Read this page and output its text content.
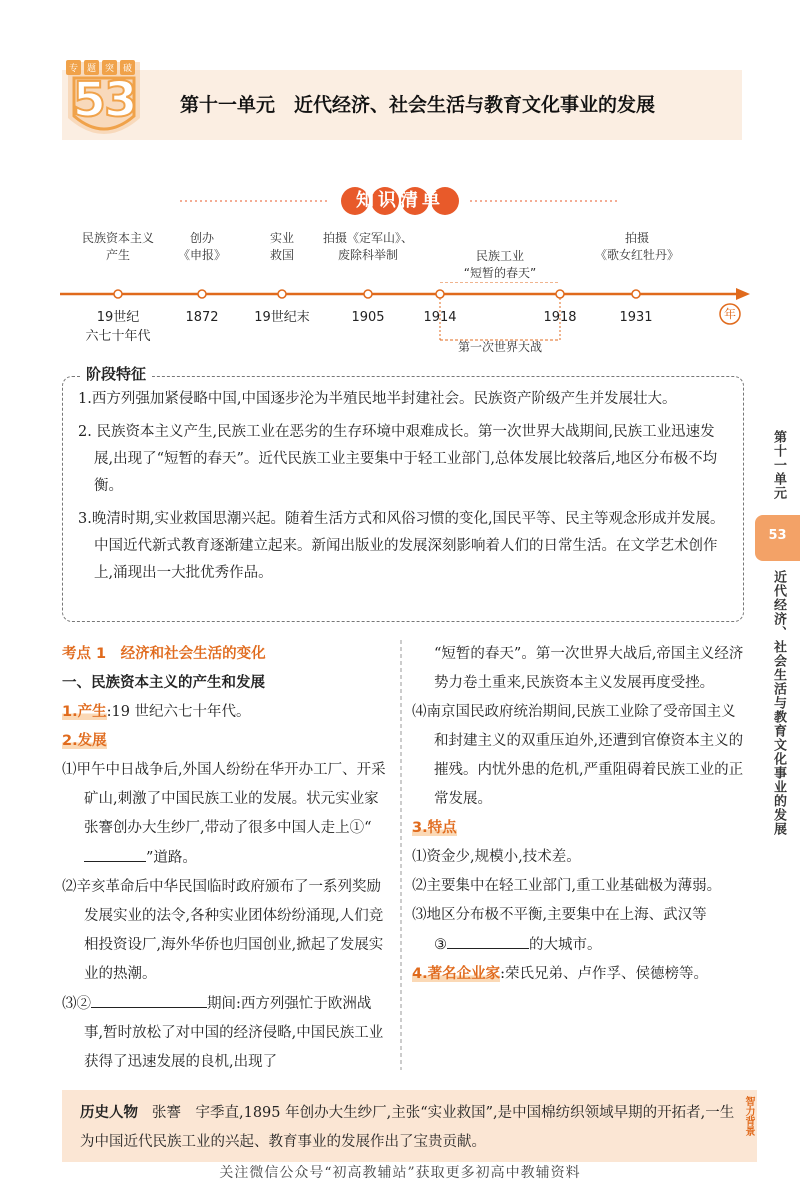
专	题	突	破
53	第十一单元　近代经济、社会生活与教育文化事业的发展
知识清单
年
民族资本主义
产生
创办
《申报》
实业
救国
拍摄《定军山》、
废除科举制
拍摄
《歌女红牡丹》
民族工业
“短暂的春天”
第一次世界大战
19世纪
六七十年代
1872	19世纪末	1905	1914	1918	1931
阶段特征
1.西方列强加紧侵略中国,中国逐步沦为半殖民地半封建社会。民族资产阶级产生并发展壮大。
2. 民族资本主义产生,民族工业在恶劣的生存环境中艰难成长。第一次世界大战期间,民族工业迅速发展,出现了“短暂的春天”。近代民族工业主要集中于轻工业部门,总体发展比较落后,地区分布极不均衡。
3.晚清时期,实业救国思潮兴起。随着生活方式和风俗习惯的变化,国民平等、民主等观念形成并发展。中国近代新式教育逐渐建立起来。新闻出版业的发展深刻影响着人们的日常生活。在文学艺术创作上,涌现出一大批优秀作品。
第十一单元
53
近代经济、社会生活与教育文化事业的发展
考点 1　经济和社会生活的变化
一、民族资本主义的产生和发展
1.产生:19 世纪六七十年代。
2.发展
⑴甲午中日战争后,外国人纷纷在华开办工厂、开采矿山,刺激了中国民族工业的发展。状元实业家张謇创办大生纱厂,带动了很多中国人走上①“”道路。
⑵辛亥革命后中华民国临时政府颁布了一系列奖励发展实业的法令,各种实业团体纷纷涌现,人们竞相投资设厂,海外华侨也归国创业,掀起了发展实业的热潮。
⑶②	期间:西方列强忙于欧洲战事,暂时放松了对中国的经济侵略,中国民族工业获得了迅速发展的良机,出现了
“短暂的春天”。第一次世界大战后,帝国主义经济势力卷土重来,民族资本主义发展再度受挫。
⑷南京国民政府统治期间,民族工业除了受帝国主义和封建主义的双重压迫外,还遭到官僚资本主义的摧残。内忧外患的危机,严重阻碍着民族工业的正常发展。
3.特点
⑴资金少,规模小,技术差。
⑵主要集中在轻工业部门,重工业基础极为薄弱。
⑶地区分布极不平衡,主要集中在上海、武汉等
③	的大城市。
4.著名企业家:荣氏兄弟、卢作孚、侯德榜等。
历史人物 张謇　宇季直,1895 年创办大生纱厂,主张“实业救国”,是中国棉纺织领域早期的开拓者,一生为中国近代民族工业的兴起、教育事业的发展作出了宝贵贡献。
智力背景
关注微信公众号“初高教辅站”获取更多初高中教辅资料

════

WHAT TO DO.
Every line in the data that holds "社会生活与教育文化事业的发展" should be copied out.

TASK RESPONSE.
53	第十一单元　近代经济、社会生活与教育文化事业的发展
近代经济、社会生活与教育文化事业的发展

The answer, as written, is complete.